-- START Extracted data --

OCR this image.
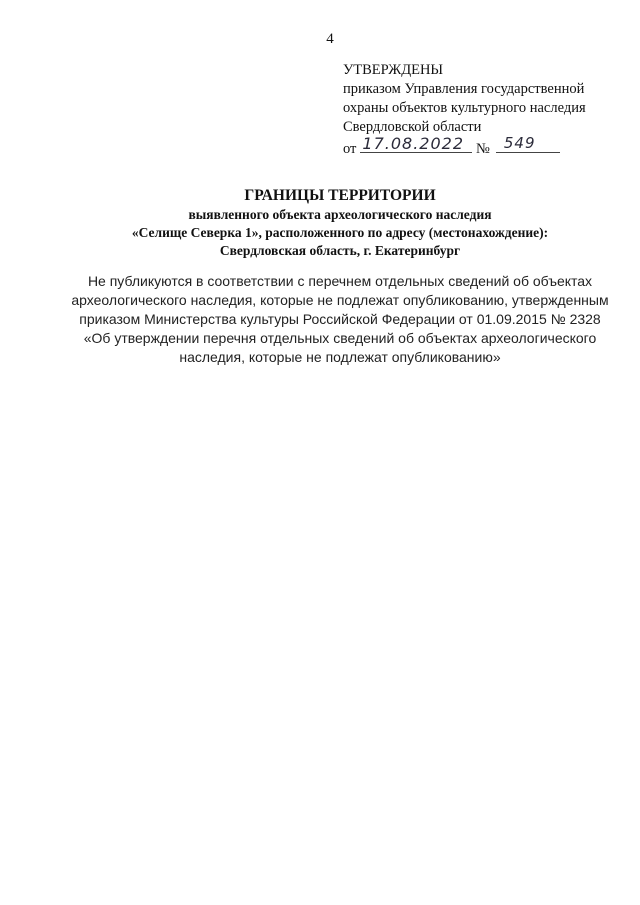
4
УТВЕРЖДЕНЫ
приказом Управления государственной
охраны объектов культурного наследия
Свердловской области
от 17.08.2022 № 549
ГРАНИЦЫ ТЕРРИТОРИИ
выявленного объекта археологического наследия
«Селище Северка 1», расположенного по адресу (местонахождение):
Свердловская область, г. Екатеринбург
Не публикуются в соответствии с перечнем отдельных сведений об объектах
археологического наследия, которые не подлежат опубликованию, утвержденным
приказом Министерства культуры Российской Федерации от 01.09.2015 № 2328
«Об утверждении перечня отдельных сведений об объектах археологического
наследия, которые не подлежат опубликованию»
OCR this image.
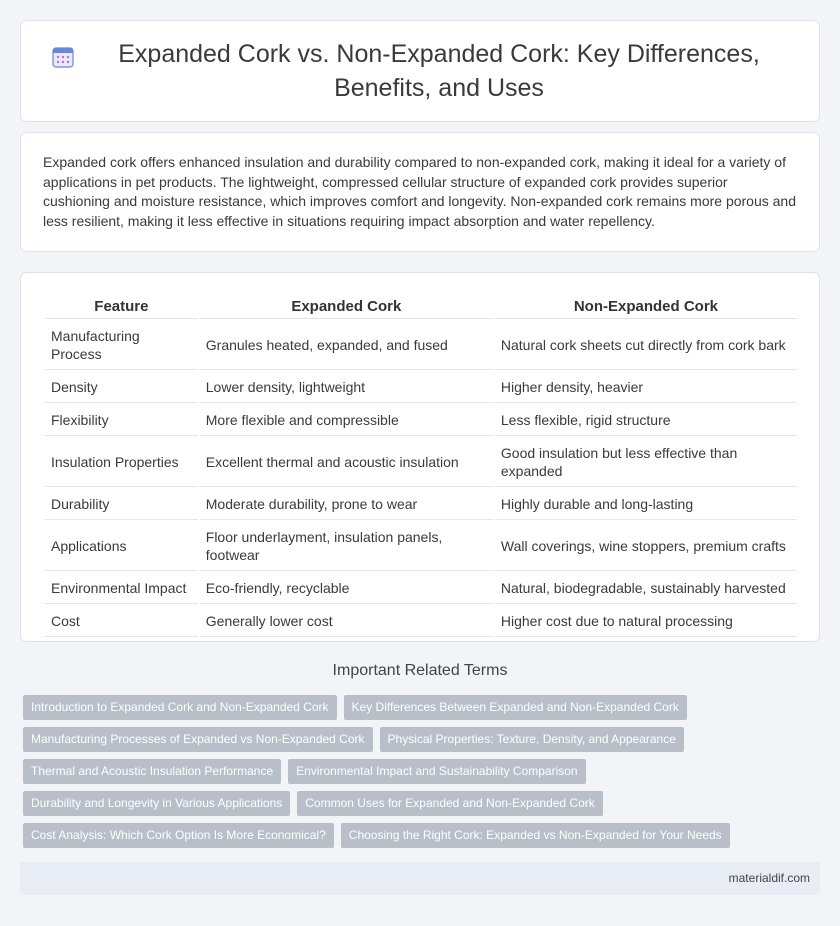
Expanded Cork vs. Non-Expanded Cork: Key Differences, Benefits, and Uses

Expanded cork offers enhanced insulation and durability compared to non-expanded cork, making it ideal for a variety of applications in pet products. The lightweight, compressed cellular structure of expanded cork provides superior cushioning and moisture resistance, which improves comfort and longevity. Non-expanded cork remains more porous and less resilient, making it less effective in situations requiring impact absorption and water repellency.

Feature	Expanded Cork	Non-Expanded Cork
Manufacturing Process	Granules heated, expanded, and fused	Natural cork sheets cut directly from cork bark
Density	Lower density, lightweight	Higher density, heavier
Flexibility	More flexible and compressible	Less flexible, rigid structure
Insulation Properties	Excellent thermal and acoustic insulation	Good insulation but less effective than expanded
Durability	Moderate durability, prone to wear	Highly durable and long-lasting
Applications	Floor underlayment, insulation panels, footwear	Wall coverings, wine stoppers, premium crafts
Environmental Impact	Eco-friendly, recyclable	Natural, biodegradable, sustainably harvested
Cost	Generally lower cost	Higher cost due to natural processing
Important Related Terms
Introduction to Expanded Cork and Non-Expanded Cork	Key Differences Between Expanded and Non-Expanded Cork
Manufacturing Processes of Expanded vs Non-Expanded Cork	Physical Properties: Texture, Density, and Appearance
Thermal and Acoustic Insulation Performance	Environmental Impact and Sustainability Comparison
Durability and Longevity in Various Applications	Common Uses for Expanded and Non-Expanded Cork
Cost Analysis: Which Cork Option Is More Economical?	Choosing the Right Cork: Expanded vs Non-Expanded for Your Needs
materialdif.com
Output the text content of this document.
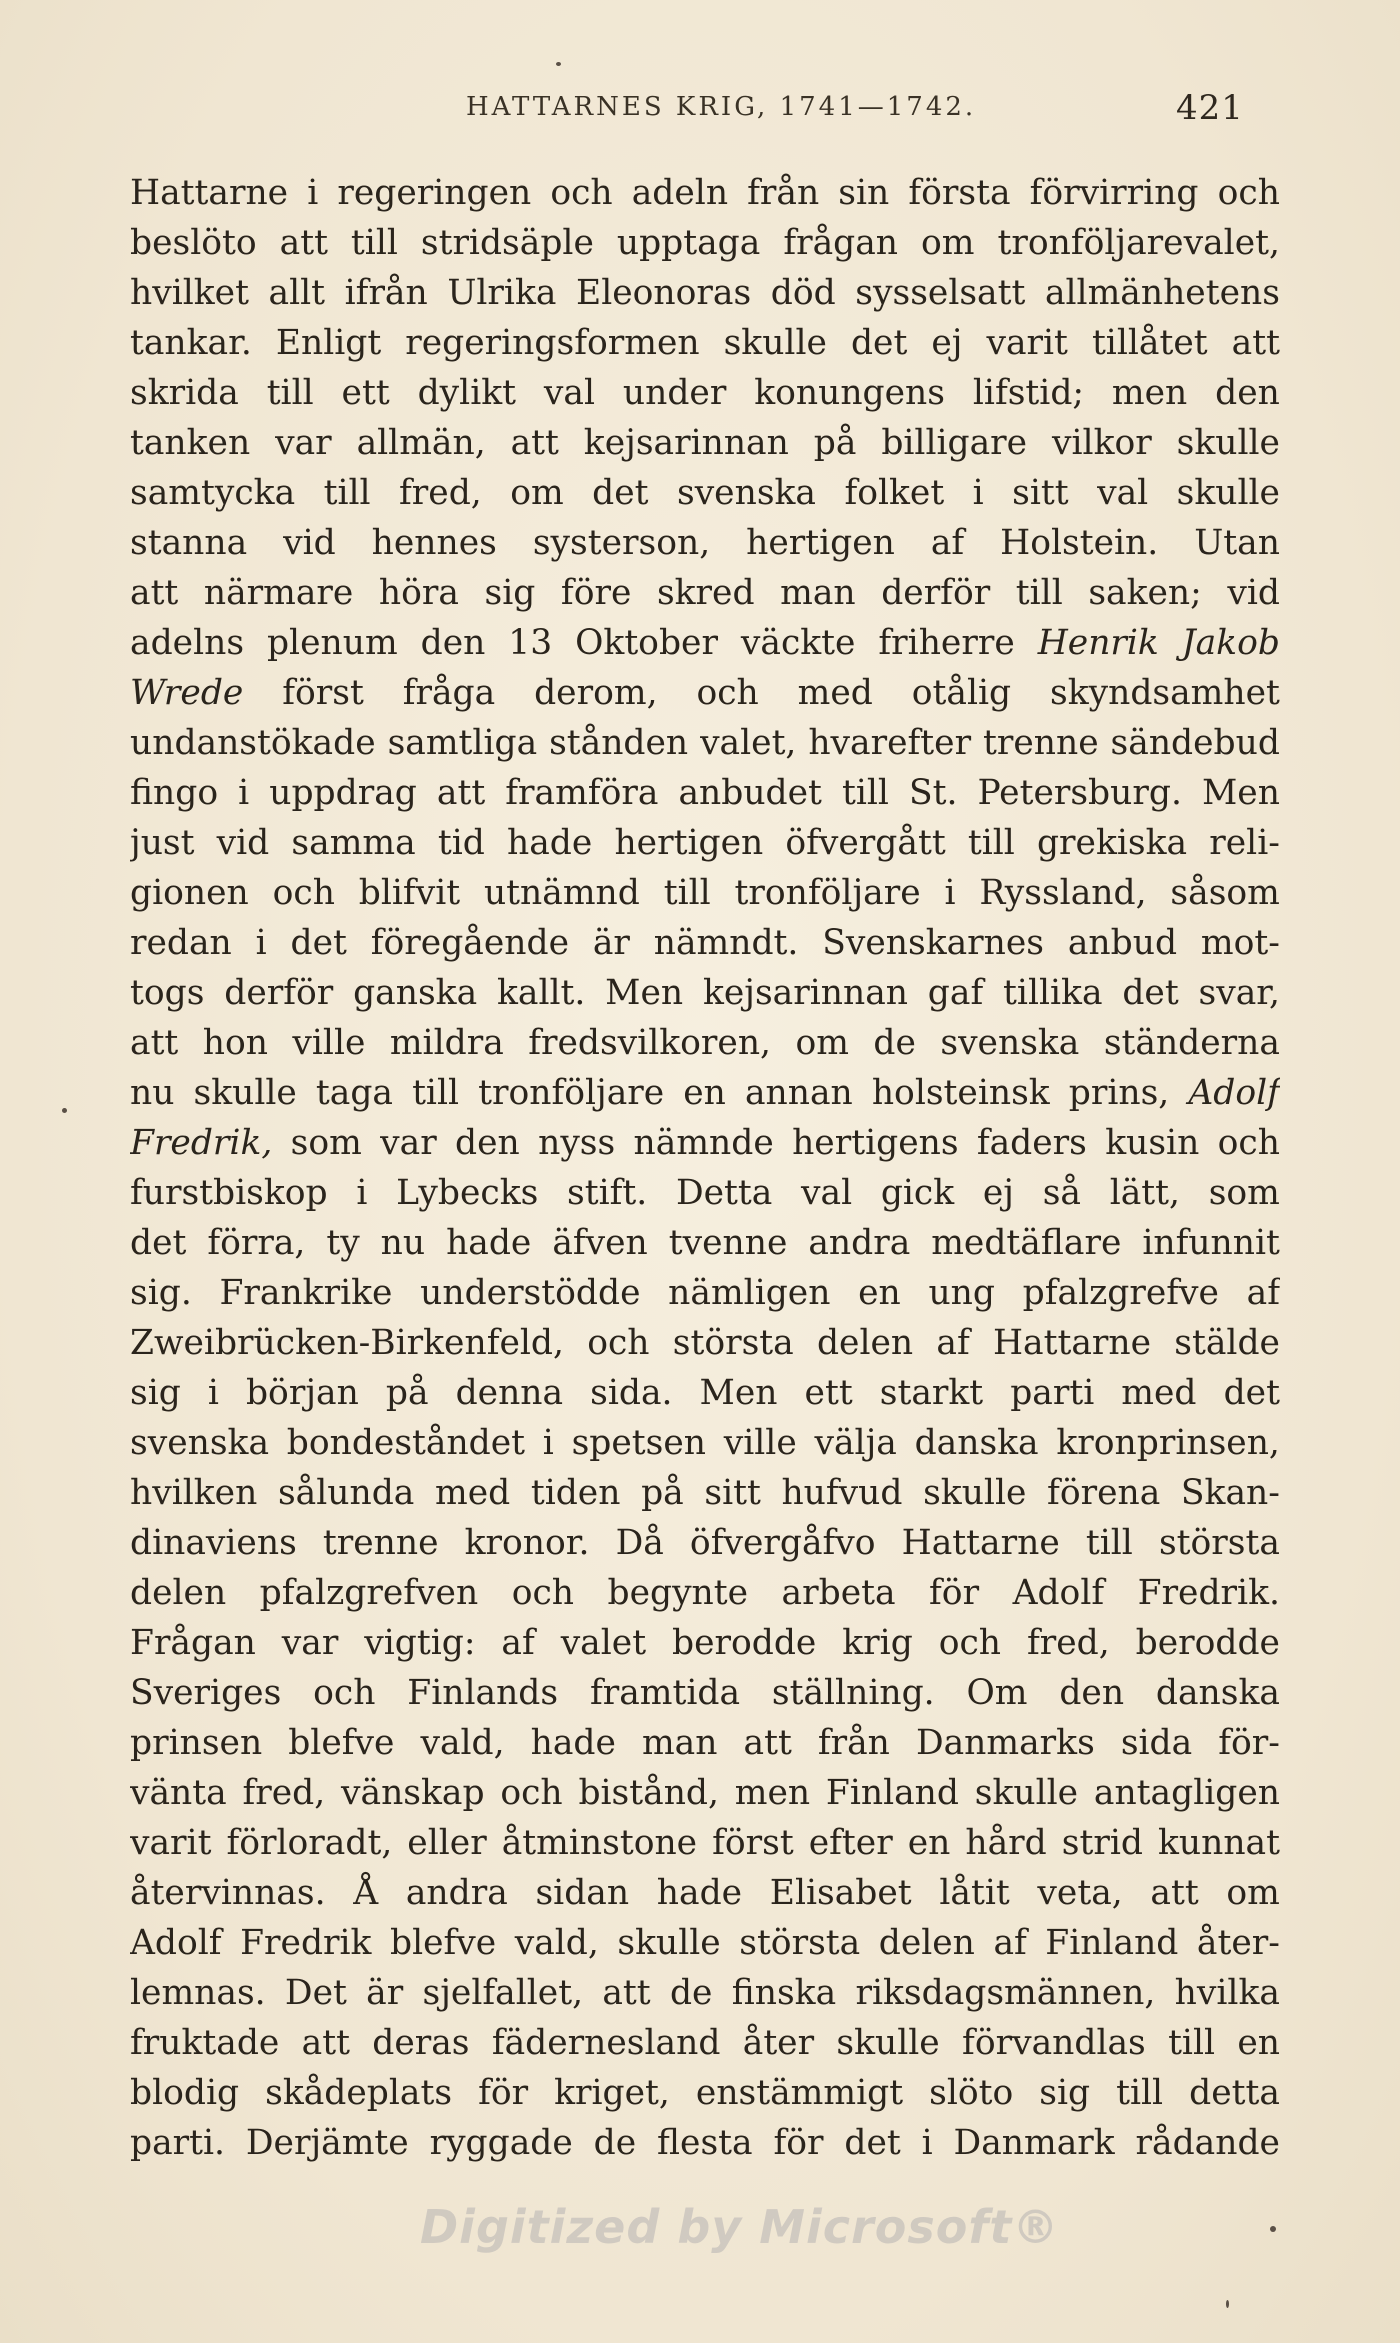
HATTARNES KRIG, 1741—1742.	421
Hattarne i regeringen och adeln från sin första förvirring och
beslöto att till stridsäple upptaga frågan om tronföljarevalet,
hvilket allt ifrån Ulrika Eleonoras död sysselsatt allmänhetens
tankar. Enligt regeringsformen skulle det ej varit tillåtet att
skrida till ett dylikt val under konungens lifstid; men den
tanken var allmän, att kejsarinnan på billigare vilkor skulle
samtycka till fred, om det svenska folket i sitt val skulle
stanna vid hennes systerson, hertigen af Holstein. Utan
att närmare höra sig före skred man derför till saken; vid
adelns plenum den 13 Oktober väckte friherre Henrik Jakob
Wrede först fråga derom, och med otålig skyndsamhet
undanstökade samtliga stånden valet, hvarefter trenne sändebud
fingo i uppdrag att framföra anbudet till St. Petersburg. Men
just vid samma tid hade hertigen öfvergått till grekiska reli-
gionen och blifvit utnämnd till tronföljare i Ryssland, såsom
redan i det föregående är nämndt. Svenskarnes anbud mot-
togs derför ganska kallt. Men kejsarinnan gaf tillika det svar,
att hon ville mildra fredsvilkoren, om de svenska ständerna
nu skulle taga till tronföljare en annan holsteinsk prins, Adolf
Fredrik, som var den nyss nämnde hertigens faders kusin och
furstbiskop i Lybecks stift. Detta val gick ej så lätt, som
det förra, ty nu hade äfven tvenne andra medtäflare infunnit
sig. Frankrike understödde nämligen en ung pfalzgrefve af
Zweibrücken-Birkenfeld, och största delen af Hattarne stälde
sig i början på denna sida. Men ett starkt parti med det
svenska bondeståndet i spetsen ville välja danska kronprinsen,
hvilken sålunda med tiden på sitt hufvud skulle förena Skan-
dinaviens trenne kronor. Då öfvergåfvo Hattarne till största
delen pfalzgrefven och begynte arbeta för Adolf Fredrik.
Frågan var vigtig: af valet berodde krig och fred, berodde
Sveriges och Finlands framtida ställning. Om den danska
prinsen blefve vald, hade man att från Danmarks sida för-
vänta fred, vänskap och bistånd, men Finland skulle antagligen
varit förloradt, eller åtminstone först efter en hård strid kunnat
återvinnas. Å andra sidan hade Elisabet låtit veta, att om
Adolf Fredrik blefve vald, skulle största delen af Finland åter-
lemnas. Det är sjelfallet, att de finska riksdagsmännen, hvilka
fruktade att deras fädernesland åter skulle förvandlas till en
blodig skådeplats för kriget, enstämmigt slöto sig till detta
parti. Derjämte ryggade de flesta för det i Danmark rådande
Digitized by Microsoft®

-- END Extracted data --

All of the data above should be transcribed verbatim, with pictures omitted.

OCR this image.
4
УТВЕРЖДЕНЫ
приказом Управления государственной
охраны объектов культурного наследия
Свердловской области
от 17.08.2022 № 549
ГРАНИЦЫ ТЕРРИТОРИИ
выявленного объекта археологического наследия
«Селище Северка 1», расположенного по адресу (местонахождение):
Свердловская область, г. Екатеринбург
Не публикуются в соответствии с перечнем отдельных сведений об объектах
археологического наследия, которые не подлежат опубликованию, утвержденным
приказом Министерства культуры Российской Федерации от 01.09.2015 № 2328
«Об утверждении перечня отдельных сведений об объектах археологического
наследия, которые не подлежат опубликованию»
OCR this image.
Expanded Cork vs. Non-Expanded Cork: Key Differences, Benefits, and Uses

Expanded cork offers enhanced insulation and durability compared to non-expanded cork, making it ideal for a variety of applications in pet products. The lightweight, compressed cellular structure of expanded cork provides superior cushioning and moisture resistance, which improves comfort and longevity. Non-expanded cork remains more porous and less resilient, making it less effective in situations requiring impact absorption and water repellency.

Feature	Expanded Cork	Non-Expanded Cork
Manufacturing Process	Granules heated, expanded, and fused	Natural cork sheets cut directly from cork bark
Density	Lower density, lightweight	Higher density, heavier
Flexibility	More flexible and compressible	Less flexible, rigid structure
Insulation Properties	Excellent thermal and acoustic insulation	Good insulation but less effective than expanded
Durability	Moderate durability, prone to wear	Highly durable and long-lasting
Applications	Floor underlayment, insulation panels, footwear	Wall coverings, wine stoppers, premium crafts
Environmental Impact	Eco-friendly, recyclable	Natural, biodegradable, sustainably harvested
Cost	Generally lower cost	Higher cost due to natural processing
Important Related Terms
Introduction to Expanded Cork and Non-Expanded Cork	Key Differences Between Expanded and Non-Expanded Cork
Manufacturing Processes of Expanded vs Non-Expanded Cork	Physical Properties: Texture, Density, and Appearance
Thermal and Acoustic Insulation Performance	Environmental Impact and Sustainability Comparison
Durability and Longevity in Various Applications	Common Uses for Expanded and Non-Expanded Cork
Cost Analysis: Which Cork Option Is More Economical?	Choosing the Right Cork: Expanded vs Non-Expanded for Your Needs
materialdif.com
Output the text content of this document.
HATTARNES KRIG, 1741—1742.	421
Hattarne i regeringen och adeln från sin första förvirring och
beslöto att till stridsäple upptaga frågan om tronföljarevalet,
hvilket allt ifrån Ulrika Eleonoras död sysselsatt allmänhetens
tankar. Enligt regeringsformen skulle det ej varit tillåtet att
skrida till ett dylikt val under konungens lifstid; men den
tanken var allmän, att kejsarinnan på billigare vilkor skulle
samtycka till fred, om det svenska folket i sitt val skulle
stanna vid hennes systerson, hertigen af Holstein. Utan
att närmare höra sig före skred man derför till saken; vid
adelns plenum den 13 Oktober väckte friherre Henrik Jakob
Wrede först fråga derom, och med otålig skyndsamhet
undanstökade samtliga stånden valet, hvarefter trenne sändebud
fingo i uppdrag att framföra anbudet till St. Petersburg. Men
just vid samma tid hade hertigen öfvergått till grekiska reli-
gionen och blifvit utnämnd till tronföljare i Ryssland, såsom
redan i det föregående är nämndt. Svenskarnes anbud mot-
togs derför ganska kallt. Men kejsarinnan gaf tillika det svar,
att hon ville mildra fredsvilkoren, om de svenska ständerna
nu skulle taga till tronföljare en annan holsteinsk prins, Adolf
Fredrik, som var den nyss nämnde hertigens faders kusin och
furstbiskop i Lybecks stift. Detta val gick ej så lätt, som
det förra, ty nu hade äfven tvenne andra medtäflare infunnit
sig. Frankrike understödde nämligen en ung pfalzgrefve af
Zweibrücken-Birkenfeld, och största delen af Hattarne stälde
sig i början på denna sida. Men ett starkt parti med det
svenska bondeståndet i spetsen ville välja danska kronprinsen,
hvilken sålunda med tiden på sitt hufvud skulle förena Skan-
dinaviens trenne kronor. Då öfvergåfvo Hattarne till största
delen pfalzgrefven och begynte arbeta för Adolf Fredrik.
Frågan var vigtig: af valet berodde krig och fred, berodde
Sveriges och Finlands framtida ställning. Om den danska
prinsen blefve vald, hade man att från Danmarks sida för-
vänta fred, vänskap och bistånd, men Finland skulle antagligen
varit förloradt, eller åtminstone först efter en hård strid kunnat
återvinnas. Å andra sidan hade Elisabet låtit veta, att om
Adolf Fredrik blefve vald, skulle största delen af Finland åter-
lemnas. Det är sjelfallet, att de finska riksdagsmännen, hvilka
fruktade att deras fädernesland åter skulle förvandlas till en
blodig skådeplats för kriget, enstämmigt slöto sig till detta
parti. Derjämte ryggade de flesta för det i Danmark rådande
Digitized by Microsoft®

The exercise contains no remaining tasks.